→ **EXERCISE PROMPT**
Every line that holds the string "JSON" is to be identified and copied.

→ **DATA ROWS**
┄┄┄┄┄┄┄┄┄┄

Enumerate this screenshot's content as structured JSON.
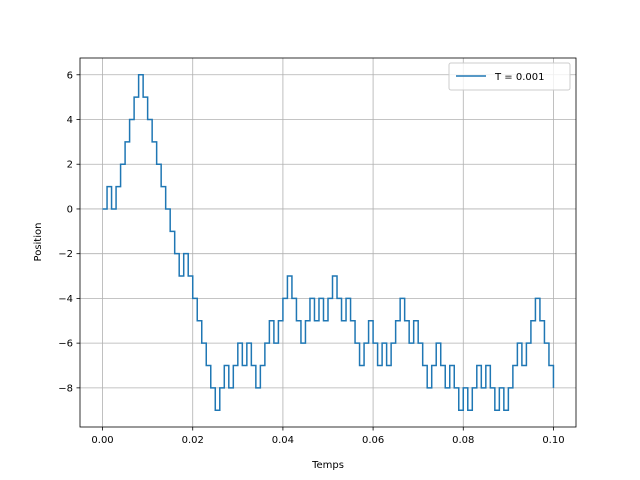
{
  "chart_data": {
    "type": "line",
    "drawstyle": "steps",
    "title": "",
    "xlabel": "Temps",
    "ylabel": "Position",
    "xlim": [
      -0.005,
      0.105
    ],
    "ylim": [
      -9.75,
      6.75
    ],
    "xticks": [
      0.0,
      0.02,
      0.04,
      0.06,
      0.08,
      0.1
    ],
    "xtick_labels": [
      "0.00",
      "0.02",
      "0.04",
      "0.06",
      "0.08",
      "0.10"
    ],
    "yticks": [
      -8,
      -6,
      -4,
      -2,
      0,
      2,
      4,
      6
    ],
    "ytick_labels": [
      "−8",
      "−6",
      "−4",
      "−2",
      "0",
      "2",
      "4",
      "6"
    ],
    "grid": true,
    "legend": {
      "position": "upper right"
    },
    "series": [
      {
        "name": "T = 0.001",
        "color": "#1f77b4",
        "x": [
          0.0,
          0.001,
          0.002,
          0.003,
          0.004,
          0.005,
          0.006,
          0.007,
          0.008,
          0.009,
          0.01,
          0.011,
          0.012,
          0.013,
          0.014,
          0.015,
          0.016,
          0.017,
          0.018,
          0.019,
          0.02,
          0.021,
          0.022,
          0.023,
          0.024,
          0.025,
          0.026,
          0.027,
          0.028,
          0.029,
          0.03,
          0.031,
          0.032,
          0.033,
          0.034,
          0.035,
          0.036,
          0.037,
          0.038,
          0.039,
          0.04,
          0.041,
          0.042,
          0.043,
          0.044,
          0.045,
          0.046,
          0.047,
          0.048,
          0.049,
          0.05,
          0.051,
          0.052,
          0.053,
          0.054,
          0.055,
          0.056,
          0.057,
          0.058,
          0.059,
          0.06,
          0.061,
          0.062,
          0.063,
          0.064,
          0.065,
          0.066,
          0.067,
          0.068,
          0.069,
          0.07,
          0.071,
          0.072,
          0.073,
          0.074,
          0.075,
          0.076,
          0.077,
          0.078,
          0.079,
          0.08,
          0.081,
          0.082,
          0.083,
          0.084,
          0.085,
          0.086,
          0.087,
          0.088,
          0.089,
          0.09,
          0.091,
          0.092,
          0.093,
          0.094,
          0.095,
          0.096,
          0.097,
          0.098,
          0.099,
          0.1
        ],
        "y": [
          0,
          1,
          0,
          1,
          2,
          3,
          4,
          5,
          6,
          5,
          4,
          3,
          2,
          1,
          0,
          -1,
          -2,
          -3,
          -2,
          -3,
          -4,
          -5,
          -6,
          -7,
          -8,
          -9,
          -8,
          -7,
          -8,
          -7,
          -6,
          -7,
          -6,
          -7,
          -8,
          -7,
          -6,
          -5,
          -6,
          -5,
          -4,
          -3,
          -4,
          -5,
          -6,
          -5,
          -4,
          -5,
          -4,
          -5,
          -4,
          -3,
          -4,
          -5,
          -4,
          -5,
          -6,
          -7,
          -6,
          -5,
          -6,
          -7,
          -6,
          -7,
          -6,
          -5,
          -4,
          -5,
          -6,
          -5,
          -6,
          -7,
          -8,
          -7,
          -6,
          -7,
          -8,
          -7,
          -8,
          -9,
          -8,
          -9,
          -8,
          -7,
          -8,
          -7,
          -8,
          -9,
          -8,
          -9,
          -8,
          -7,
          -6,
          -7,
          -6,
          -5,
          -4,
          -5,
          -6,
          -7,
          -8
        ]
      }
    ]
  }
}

┄┄┄┄┄┄┄┄┄┄

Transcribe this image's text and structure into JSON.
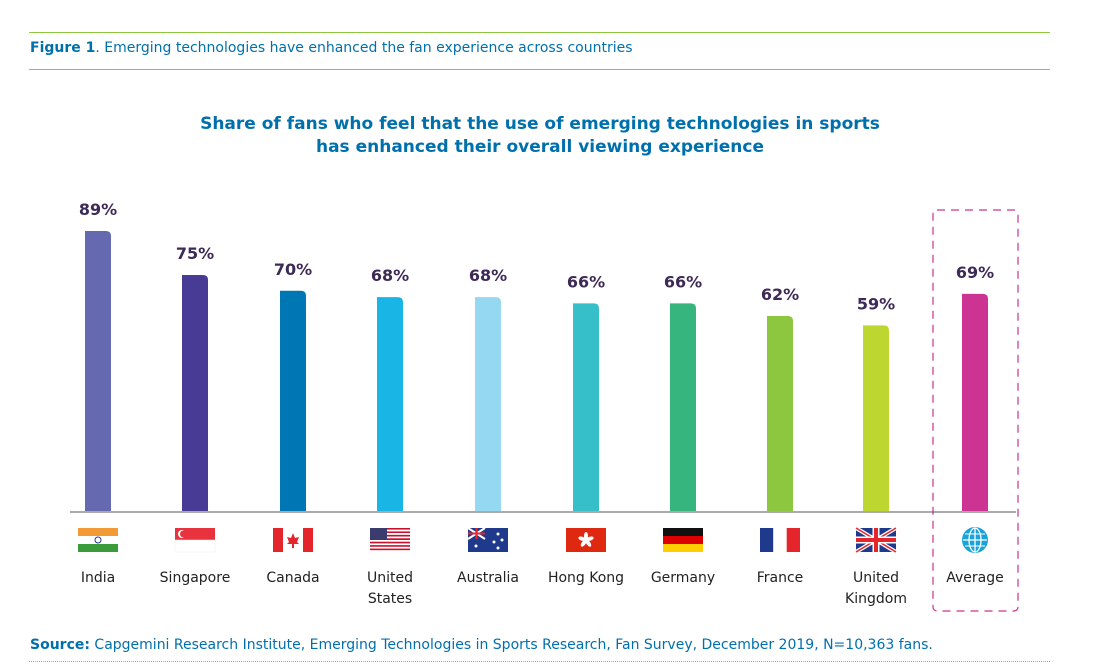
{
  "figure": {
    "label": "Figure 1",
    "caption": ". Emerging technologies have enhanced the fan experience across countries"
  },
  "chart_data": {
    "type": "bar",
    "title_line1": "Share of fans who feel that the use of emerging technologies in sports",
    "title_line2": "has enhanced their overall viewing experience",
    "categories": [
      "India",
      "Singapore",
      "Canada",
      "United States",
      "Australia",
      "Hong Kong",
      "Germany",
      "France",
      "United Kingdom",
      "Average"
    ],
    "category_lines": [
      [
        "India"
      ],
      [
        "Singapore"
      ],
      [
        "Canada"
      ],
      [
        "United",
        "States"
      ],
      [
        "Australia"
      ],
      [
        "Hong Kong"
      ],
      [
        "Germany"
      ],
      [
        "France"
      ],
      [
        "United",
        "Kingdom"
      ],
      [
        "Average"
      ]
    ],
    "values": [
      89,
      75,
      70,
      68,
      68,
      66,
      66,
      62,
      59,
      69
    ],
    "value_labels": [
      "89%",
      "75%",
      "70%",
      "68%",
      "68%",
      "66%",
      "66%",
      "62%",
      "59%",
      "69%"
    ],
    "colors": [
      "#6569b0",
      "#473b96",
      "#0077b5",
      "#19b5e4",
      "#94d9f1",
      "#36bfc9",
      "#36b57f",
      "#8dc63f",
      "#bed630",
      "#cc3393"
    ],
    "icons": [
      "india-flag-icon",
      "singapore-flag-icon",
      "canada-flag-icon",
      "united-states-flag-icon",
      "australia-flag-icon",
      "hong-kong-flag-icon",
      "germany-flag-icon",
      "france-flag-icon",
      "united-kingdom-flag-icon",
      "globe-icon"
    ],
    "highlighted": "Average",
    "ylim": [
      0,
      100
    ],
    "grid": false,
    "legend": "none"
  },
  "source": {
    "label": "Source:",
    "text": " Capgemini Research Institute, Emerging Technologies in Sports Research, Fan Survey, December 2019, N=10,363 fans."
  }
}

┄┄┄┄┄┄┄┄┄┄

→ **PROBLEM SOLUTION**
Enumerate this screenshot's content as structured JSON.
Transcribe this image's text and structure into JSON.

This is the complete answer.